The task
Extract every line that contains the string "name".

(Entries from a visual dataset)
==============================

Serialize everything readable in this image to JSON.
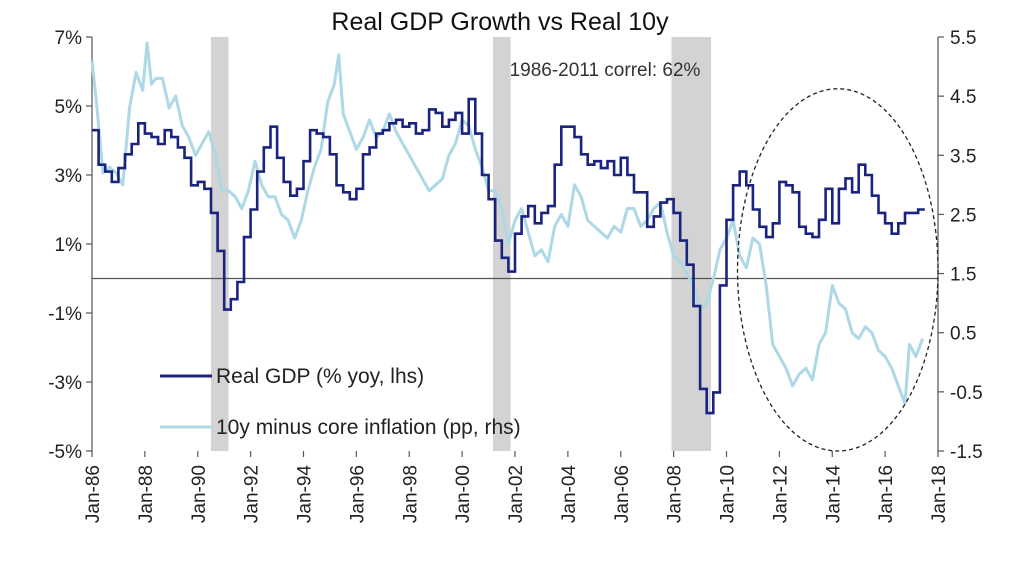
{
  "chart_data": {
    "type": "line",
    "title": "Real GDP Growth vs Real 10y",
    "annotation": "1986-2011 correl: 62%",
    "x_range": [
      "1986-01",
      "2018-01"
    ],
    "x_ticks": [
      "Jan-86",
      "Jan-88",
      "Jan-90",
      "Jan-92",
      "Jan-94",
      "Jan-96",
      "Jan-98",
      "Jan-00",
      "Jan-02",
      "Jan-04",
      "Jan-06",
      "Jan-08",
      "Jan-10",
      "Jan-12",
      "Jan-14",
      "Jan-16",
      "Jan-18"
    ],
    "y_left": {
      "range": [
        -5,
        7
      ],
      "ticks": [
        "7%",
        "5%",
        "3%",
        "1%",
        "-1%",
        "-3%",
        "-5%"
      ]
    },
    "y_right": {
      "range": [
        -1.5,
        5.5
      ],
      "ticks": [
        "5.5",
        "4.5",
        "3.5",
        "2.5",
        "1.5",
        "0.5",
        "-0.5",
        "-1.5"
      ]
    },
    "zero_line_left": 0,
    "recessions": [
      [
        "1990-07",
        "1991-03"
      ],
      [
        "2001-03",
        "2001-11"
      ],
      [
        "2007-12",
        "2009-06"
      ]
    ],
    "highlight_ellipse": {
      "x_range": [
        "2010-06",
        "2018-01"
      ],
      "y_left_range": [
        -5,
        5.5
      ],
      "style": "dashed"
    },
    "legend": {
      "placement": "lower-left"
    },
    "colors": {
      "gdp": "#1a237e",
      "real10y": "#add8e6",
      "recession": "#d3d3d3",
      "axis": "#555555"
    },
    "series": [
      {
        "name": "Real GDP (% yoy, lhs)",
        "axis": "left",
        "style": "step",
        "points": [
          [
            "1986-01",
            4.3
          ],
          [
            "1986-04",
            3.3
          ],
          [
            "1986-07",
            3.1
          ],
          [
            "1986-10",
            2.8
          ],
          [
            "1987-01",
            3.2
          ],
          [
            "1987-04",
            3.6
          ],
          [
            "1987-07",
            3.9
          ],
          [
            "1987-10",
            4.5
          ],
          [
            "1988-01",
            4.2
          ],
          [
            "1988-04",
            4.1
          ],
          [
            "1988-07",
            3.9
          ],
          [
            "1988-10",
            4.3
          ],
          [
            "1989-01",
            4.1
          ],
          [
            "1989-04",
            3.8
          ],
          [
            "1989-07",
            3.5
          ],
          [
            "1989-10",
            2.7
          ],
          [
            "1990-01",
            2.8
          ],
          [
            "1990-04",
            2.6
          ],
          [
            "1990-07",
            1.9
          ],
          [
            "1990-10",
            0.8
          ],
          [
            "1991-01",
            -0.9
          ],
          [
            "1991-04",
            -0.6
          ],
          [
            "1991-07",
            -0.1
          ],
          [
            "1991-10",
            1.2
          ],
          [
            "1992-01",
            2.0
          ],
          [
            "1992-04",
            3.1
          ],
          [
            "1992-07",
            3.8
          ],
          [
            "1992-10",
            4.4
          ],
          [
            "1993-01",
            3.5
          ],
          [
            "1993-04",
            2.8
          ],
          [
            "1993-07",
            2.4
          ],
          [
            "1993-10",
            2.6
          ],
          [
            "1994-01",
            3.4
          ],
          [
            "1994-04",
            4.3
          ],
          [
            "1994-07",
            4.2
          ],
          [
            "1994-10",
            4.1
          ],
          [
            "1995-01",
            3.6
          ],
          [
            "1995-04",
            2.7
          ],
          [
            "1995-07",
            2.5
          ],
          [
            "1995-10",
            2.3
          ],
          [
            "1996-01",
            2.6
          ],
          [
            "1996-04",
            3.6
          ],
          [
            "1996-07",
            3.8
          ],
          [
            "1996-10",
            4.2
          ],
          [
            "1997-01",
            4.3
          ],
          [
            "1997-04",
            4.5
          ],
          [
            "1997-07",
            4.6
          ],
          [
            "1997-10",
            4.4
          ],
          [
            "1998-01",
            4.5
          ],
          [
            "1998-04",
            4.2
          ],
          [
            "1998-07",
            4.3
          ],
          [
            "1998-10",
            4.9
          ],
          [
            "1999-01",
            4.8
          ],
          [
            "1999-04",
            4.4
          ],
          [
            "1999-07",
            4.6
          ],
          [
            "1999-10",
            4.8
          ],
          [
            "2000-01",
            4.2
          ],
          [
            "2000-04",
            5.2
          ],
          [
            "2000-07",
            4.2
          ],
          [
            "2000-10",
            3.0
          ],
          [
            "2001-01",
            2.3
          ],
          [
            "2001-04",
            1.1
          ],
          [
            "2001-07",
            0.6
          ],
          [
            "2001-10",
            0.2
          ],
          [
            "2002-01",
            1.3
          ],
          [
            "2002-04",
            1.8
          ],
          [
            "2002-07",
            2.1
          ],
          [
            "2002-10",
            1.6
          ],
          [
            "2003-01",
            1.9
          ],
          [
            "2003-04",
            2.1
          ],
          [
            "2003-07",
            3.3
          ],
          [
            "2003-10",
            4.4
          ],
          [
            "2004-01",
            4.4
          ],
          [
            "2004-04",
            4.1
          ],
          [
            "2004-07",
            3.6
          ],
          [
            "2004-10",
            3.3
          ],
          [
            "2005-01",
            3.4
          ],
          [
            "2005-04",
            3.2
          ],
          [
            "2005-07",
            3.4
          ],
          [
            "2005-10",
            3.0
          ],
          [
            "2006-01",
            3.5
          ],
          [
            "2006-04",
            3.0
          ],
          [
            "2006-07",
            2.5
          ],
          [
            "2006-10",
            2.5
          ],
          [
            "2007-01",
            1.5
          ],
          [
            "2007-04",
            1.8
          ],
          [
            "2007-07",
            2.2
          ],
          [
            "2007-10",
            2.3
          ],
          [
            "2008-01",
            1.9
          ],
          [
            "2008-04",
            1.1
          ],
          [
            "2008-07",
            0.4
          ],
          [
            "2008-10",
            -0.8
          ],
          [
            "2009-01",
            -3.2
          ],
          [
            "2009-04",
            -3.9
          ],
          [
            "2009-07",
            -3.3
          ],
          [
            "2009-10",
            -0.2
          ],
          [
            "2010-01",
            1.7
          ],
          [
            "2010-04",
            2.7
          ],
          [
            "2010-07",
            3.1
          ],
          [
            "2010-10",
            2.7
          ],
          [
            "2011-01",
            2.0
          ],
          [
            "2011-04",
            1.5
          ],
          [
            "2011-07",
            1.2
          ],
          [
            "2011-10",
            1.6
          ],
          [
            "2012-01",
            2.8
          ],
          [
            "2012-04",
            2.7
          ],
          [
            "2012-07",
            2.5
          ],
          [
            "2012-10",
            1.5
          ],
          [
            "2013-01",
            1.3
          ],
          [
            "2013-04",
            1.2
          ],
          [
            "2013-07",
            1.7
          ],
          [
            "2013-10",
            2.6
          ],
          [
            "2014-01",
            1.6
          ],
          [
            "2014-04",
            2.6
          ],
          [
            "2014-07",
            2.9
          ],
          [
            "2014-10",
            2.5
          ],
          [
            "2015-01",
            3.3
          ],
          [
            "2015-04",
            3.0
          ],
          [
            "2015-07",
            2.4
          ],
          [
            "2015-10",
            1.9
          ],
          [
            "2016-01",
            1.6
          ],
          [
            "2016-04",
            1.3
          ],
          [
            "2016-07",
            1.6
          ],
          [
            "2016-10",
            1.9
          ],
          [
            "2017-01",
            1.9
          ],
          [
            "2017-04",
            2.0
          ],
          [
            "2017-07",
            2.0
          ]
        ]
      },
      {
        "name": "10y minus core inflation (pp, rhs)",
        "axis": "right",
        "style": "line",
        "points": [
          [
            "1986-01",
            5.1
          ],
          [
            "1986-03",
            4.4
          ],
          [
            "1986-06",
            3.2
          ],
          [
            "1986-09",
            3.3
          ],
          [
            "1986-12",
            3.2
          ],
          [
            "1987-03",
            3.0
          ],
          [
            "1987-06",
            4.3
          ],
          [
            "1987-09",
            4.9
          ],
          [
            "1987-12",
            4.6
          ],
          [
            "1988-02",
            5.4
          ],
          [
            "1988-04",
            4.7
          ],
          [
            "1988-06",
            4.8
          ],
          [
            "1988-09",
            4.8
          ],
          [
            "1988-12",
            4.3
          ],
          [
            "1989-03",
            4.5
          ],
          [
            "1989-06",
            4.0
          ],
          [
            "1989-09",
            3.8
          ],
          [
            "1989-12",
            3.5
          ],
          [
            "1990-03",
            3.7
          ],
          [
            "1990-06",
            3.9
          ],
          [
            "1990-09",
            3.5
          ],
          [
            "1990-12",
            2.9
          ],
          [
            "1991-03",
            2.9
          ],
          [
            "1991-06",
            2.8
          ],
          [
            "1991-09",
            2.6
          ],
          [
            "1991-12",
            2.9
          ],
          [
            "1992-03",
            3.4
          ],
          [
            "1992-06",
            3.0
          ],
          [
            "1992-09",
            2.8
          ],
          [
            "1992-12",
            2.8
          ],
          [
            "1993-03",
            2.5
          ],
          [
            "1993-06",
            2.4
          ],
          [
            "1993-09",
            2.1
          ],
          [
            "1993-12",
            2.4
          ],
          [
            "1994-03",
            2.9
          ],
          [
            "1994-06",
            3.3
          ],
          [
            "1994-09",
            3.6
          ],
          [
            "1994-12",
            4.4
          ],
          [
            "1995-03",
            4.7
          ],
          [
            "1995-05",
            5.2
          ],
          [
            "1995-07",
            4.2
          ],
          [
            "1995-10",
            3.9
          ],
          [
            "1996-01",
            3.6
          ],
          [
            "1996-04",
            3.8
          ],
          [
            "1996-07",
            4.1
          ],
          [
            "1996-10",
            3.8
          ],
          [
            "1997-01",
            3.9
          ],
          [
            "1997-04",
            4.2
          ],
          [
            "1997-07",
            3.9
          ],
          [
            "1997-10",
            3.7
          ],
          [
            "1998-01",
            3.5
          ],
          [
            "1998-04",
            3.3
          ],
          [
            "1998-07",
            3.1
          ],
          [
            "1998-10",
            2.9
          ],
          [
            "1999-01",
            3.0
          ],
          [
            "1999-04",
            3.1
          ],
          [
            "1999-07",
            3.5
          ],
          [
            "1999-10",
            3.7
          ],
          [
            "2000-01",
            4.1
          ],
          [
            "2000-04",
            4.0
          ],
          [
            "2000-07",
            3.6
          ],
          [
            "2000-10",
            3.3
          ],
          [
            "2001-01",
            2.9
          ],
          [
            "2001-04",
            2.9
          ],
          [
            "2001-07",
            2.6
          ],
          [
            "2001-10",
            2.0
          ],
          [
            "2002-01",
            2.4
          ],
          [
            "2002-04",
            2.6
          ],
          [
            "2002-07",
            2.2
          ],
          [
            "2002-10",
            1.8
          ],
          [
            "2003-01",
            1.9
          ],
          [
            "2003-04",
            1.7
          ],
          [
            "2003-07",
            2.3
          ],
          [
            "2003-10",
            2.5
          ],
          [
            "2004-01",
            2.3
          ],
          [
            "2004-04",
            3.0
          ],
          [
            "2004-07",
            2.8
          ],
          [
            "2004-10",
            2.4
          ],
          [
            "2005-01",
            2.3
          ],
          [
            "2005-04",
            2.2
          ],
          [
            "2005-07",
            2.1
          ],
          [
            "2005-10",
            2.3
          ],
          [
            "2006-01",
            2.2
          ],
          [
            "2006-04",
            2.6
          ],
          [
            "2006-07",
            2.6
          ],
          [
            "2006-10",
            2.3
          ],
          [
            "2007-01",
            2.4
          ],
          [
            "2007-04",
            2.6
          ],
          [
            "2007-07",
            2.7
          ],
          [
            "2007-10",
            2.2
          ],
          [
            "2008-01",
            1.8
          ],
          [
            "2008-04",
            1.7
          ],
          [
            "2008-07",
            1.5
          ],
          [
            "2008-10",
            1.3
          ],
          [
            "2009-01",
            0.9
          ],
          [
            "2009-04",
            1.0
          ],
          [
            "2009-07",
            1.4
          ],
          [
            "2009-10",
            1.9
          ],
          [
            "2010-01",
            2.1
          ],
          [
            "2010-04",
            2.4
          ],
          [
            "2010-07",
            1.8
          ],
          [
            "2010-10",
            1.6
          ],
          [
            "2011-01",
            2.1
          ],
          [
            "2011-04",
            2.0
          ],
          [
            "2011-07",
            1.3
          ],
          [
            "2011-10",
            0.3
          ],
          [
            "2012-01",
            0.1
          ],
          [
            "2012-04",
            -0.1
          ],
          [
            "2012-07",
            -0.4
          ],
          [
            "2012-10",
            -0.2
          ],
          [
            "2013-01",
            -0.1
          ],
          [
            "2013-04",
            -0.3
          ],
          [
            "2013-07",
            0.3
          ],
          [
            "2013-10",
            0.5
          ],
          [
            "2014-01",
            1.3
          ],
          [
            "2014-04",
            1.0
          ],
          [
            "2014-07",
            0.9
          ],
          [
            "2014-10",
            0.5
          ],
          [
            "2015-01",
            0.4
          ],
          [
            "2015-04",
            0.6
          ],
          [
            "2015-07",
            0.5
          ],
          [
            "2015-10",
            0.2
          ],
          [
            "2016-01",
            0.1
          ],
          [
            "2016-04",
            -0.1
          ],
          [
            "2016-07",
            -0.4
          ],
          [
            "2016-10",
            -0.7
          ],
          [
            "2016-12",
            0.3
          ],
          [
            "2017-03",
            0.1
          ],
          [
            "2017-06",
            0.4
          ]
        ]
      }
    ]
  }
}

==============================

Completed exercise
        "name": "Real GDP (% yoy, lhs)",
        "name": "10y minus core inflation (pp, rhs)",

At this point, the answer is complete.